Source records
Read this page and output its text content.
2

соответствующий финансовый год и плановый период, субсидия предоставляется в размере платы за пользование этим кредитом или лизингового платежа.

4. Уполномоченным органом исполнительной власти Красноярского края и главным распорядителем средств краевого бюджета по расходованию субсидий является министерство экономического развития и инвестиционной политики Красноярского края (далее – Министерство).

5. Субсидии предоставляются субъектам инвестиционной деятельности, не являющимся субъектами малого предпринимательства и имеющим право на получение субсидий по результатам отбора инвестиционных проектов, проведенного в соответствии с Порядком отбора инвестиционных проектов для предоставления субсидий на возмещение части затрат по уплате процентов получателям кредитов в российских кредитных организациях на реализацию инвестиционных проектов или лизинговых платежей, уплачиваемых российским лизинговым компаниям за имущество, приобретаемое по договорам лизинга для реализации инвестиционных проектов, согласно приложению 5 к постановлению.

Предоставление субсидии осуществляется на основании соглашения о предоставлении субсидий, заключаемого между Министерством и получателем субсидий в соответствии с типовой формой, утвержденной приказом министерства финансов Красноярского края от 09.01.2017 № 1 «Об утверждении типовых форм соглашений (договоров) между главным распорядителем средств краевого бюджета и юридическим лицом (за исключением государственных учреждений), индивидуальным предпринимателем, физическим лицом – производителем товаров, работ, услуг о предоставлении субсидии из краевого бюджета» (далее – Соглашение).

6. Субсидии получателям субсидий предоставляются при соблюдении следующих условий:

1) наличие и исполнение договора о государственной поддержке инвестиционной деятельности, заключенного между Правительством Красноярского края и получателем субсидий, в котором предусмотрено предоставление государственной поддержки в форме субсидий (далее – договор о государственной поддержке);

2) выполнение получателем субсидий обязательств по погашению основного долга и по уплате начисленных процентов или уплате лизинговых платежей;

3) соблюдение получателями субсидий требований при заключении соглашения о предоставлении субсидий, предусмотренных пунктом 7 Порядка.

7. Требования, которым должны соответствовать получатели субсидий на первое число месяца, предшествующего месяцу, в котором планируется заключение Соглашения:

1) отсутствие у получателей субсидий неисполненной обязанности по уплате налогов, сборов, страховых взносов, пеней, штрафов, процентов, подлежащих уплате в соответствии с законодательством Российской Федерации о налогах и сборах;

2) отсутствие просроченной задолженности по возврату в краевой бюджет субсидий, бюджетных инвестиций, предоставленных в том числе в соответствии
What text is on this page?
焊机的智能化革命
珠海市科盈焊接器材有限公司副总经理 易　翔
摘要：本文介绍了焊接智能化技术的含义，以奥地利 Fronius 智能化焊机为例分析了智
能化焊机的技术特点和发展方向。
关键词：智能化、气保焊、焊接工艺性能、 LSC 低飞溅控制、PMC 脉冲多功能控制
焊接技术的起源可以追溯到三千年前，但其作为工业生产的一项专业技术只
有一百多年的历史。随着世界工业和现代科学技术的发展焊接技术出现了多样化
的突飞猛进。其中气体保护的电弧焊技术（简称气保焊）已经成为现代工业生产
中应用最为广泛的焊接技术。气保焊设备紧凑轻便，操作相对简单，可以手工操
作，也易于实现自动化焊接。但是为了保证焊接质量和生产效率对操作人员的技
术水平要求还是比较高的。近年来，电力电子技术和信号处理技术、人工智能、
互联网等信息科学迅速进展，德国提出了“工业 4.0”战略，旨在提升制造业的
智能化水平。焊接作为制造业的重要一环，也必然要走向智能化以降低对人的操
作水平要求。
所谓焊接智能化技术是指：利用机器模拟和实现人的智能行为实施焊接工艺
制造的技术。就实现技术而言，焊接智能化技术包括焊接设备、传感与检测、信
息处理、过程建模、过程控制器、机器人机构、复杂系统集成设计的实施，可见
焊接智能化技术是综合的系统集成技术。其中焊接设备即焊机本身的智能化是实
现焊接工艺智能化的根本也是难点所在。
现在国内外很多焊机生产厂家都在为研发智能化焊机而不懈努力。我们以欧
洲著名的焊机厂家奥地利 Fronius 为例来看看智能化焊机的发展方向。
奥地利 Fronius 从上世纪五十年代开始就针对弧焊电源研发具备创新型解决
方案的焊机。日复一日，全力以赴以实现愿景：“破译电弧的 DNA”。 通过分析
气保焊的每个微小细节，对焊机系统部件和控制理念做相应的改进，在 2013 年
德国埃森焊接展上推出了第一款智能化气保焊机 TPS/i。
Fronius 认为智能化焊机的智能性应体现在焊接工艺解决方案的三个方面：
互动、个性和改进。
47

[Short problem] Show each line of the data that contains the string "text".

[Correct output]
Read this page and output its text content.
What text is on this page?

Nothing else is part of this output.